> _The exercise_
Write every entry out again exactly, please, and skip the pictures.

> _Dataset content_
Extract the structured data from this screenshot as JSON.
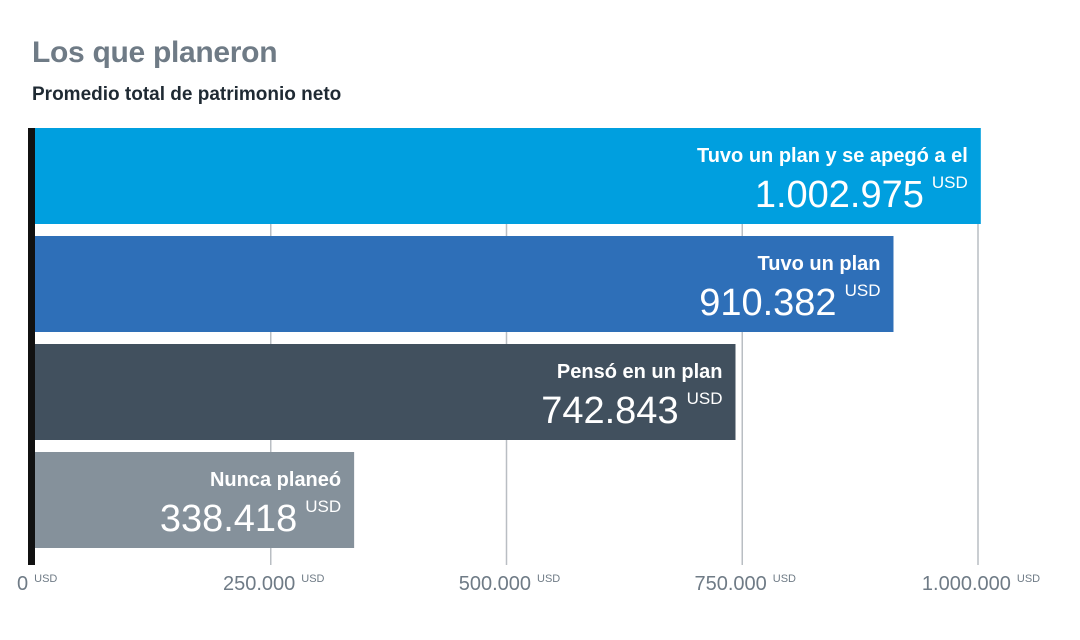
{
  "chart_data": {
    "type": "bar",
    "orientation": "horizontal",
    "title": "Los que planeron",
    "subtitle": "Promedio total de patrimonio neto",
    "categories": [
      "Tuvo un plan y se apegó a el",
      "Tuvo un plan",
      "Pensó en un plan",
      "Nunca planeó"
    ],
    "values": [
      1002975,
      910382,
      742843,
      338418
    ],
    "value_labels": [
      "1.002.975",
      "910.382",
      "742.843",
      "338.418"
    ],
    "unit": "USD",
    "colors": [
      "#009fdf",
      "#2e6fb8",
      "#41505e",
      "#85919b"
    ],
    "xlim": [
      0,
      1000000
    ],
    "x_ticks": [
      {
        "value": 0,
        "label": "0"
      },
      {
        "value": 250000,
        "label": "250.000"
      },
      {
        "value": 500000,
        "label": "500.000"
      },
      {
        "value": 750000,
        "label": "750.000"
      },
      {
        "value": 1000000,
        "label": "1.000.000"
      }
    ],
    "grid": true,
    "grid_color": "#b9bec3",
    "axis_color": "#111111",
    "xlabel": "",
    "ylabel": ""
  }
}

> _Solved problem_
Extract the structured data from this screenshot as JSON.
{
  "chart_data": {
    "type": "bar",
    "orientation": "horizontal",
    "title": "Los que planeron",
    "subtitle": "Promedio total de patrimonio neto",
    "categories": [
      "Tuvo un plan y se apegó a el",
      "Tuvo un plan",
      "Pensó en un plan",
      "Nunca planeó"
    ],
    "values": [
      1002975,
      910382,
      742843,
      338418
    ],
    "value_labels": [
      "1.002.975",
      "910.382",
      "742.843",
      "338.418"
    ],
    "unit": "USD",
    "colors": [
      "#009fdf",
      "#2e6fb8",
      "#41505e",
      "#85919b"
    ],
    "xlim": [
      0,
      1000000
    ],
    "x_ticks": [
      {
        "value": 0,
        "label": "0"
      },
      {
        "value": 250000,
        "label": "250.000"
      },
      {
        "value": 500000,
        "label": "500.000"
      },
      {
        "value": 750000,
        "label": "750.000"
      },
      {
        "value": 1000000,
        "label": "1.000.000"
      }
    ],
    "grid": true,
    "grid_color": "#b9bec3",
    "axis_color": "#111111",
    "xlabel": "",
    "ylabel": ""
  }
}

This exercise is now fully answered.